Stored data entries ->

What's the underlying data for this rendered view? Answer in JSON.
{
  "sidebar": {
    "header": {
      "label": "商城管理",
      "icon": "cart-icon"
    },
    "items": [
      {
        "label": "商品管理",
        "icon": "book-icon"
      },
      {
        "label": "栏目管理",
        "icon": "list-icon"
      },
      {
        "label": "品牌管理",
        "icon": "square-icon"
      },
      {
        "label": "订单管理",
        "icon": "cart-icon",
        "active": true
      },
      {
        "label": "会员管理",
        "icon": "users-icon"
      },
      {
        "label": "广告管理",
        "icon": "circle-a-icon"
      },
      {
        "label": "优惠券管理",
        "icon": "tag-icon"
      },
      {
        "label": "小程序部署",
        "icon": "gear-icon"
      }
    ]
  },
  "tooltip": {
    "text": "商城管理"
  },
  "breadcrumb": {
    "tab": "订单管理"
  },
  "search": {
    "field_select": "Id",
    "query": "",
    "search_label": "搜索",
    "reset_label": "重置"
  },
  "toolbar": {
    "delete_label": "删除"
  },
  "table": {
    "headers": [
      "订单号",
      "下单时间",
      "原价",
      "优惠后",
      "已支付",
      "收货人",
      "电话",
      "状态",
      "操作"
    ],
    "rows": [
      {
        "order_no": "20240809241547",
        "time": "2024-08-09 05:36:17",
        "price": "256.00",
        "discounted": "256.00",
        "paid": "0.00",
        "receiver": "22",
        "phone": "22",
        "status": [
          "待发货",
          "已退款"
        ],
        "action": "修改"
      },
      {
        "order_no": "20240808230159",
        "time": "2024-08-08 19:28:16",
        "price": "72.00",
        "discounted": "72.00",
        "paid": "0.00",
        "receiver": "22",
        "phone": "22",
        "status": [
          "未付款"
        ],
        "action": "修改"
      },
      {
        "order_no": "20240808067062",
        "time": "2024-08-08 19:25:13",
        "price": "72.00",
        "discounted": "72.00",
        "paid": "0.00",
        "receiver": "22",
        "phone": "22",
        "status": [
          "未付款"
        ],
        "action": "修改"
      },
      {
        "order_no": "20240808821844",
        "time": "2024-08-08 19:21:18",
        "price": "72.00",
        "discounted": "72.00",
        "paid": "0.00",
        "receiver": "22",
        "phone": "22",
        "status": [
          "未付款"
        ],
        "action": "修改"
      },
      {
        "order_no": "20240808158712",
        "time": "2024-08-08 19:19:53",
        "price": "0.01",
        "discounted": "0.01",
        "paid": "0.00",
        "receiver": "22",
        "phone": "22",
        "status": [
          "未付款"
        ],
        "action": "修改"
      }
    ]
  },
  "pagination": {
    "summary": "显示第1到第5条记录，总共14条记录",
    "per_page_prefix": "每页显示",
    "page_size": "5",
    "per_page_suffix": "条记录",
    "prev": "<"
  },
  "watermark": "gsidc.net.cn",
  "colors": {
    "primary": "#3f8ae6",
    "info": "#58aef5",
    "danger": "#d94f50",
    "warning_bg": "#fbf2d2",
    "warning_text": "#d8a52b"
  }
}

Instructions to follow ->
Repeat every line of the data, exactly and in full.

Expected output ->
What's the underlying data for this rendered view? Answer in JSON.
{
  "sidebar": {
    "header": {
      "label": "商城管理",
      "icon": "cart-icon"
    },
    "items": [
      {
        "label": "商品管理",
        "icon": "book-icon"
      },
      {
        "label": "栏目管理",
        "icon": "list-icon"
      },
      {
        "label": "品牌管理",
        "icon": "square-icon"
      },
      {
        "label": "订单管理",
        "icon": "cart-icon",
        "active": true
      },
      {
        "label": "会员管理",
        "icon": "users-icon"
      },
      {
        "label": "广告管理",
        "icon": "circle-a-icon"
      },
      {
        "label": "优惠券管理",
        "icon": "tag-icon"
      },
      {
        "label": "小程序部署",
        "icon": "gear-icon"
      }
    ]
  },
  "tooltip": {
    "text": "商城管理"
  },
  "breadcrumb": {
    "tab": "订单管理"
  },
  "search": {
    "field_select": "Id",
    "query": "",
    "search_label": "搜索",
    "reset_label": "重置"
  },
  "toolbar": {
    "delete_label": "删除"
  },
  "table": {
    "headers": [
      "订单号",
      "下单时间",
      "原价",
      "优惠后",
      "已支付",
      "收货人",
      "电话",
      "状态",
      "操作"
    ],
    "rows": [
      {
        "order_no": "20240809241547",
        "time": "2024-08-09 05:36:17",
        "price": "256.00",
        "discounted": "256.00",
        "paid": "0.00",
        "receiver": "22",
        "phone": "22",
        "status": [
          "待发货",
          "已退款"
        ],
        "action": "修改"
      },
      {
        "order_no": "20240808230159",
        "time": "2024-08-08 19:28:16",
        "price": "72.00",
        "discounted": "72.00",
        "paid": "0.00",
        "receiver": "22",
        "phone": "22",
        "status": [
          "未付款"
        ],
        "action": "修改"
      },
      {
        "order_no": "20240808067062",
        "time": "2024-08-08 19:25:13",
        "price": "72.00",
        "discounted": "72.00",
        "paid": "0.00",
        "receiver": "22",
        "phone": "22",
        "status": [
          "未付款"
        ],
        "action": "修改"
      },
      {
        "order_no": "20240808821844",
        "time": "2024-08-08 19:21:18",
        "price": "72.00",
        "discounted": "72.00",
        "paid": "0.00",
        "receiver": "22",
        "phone": "22",
        "status": [
          "未付款"
        ],
        "action": "修改"
      },
      {
        "order_no": "20240808158712",
        "time": "2024-08-08 19:19:53",
        "price": "0.01",
        "discounted": "0.01",
        "paid": "0.00",
        "receiver": "22",
        "phone": "22",
        "status": [
          "未付款"
        ],
        "action": "修改"
      }
    ]
  },
  "pagination": {
    "summary": "显示第1到第5条记录，总共14条记录",
    "per_page_prefix": "每页显示",
    "page_size": "5",
    "per_page_suffix": "条记录",
    "prev": "<"
  },
  "watermark": "gsidc.net.cn",
  "colors": {
    "primary": "#3f8ae6",
    "info": "#58aef5",
    "danger": "#d94f50",
    "warning_bg": "#fbf2d2",
    "warning_text": "#d8a52b"
  }
}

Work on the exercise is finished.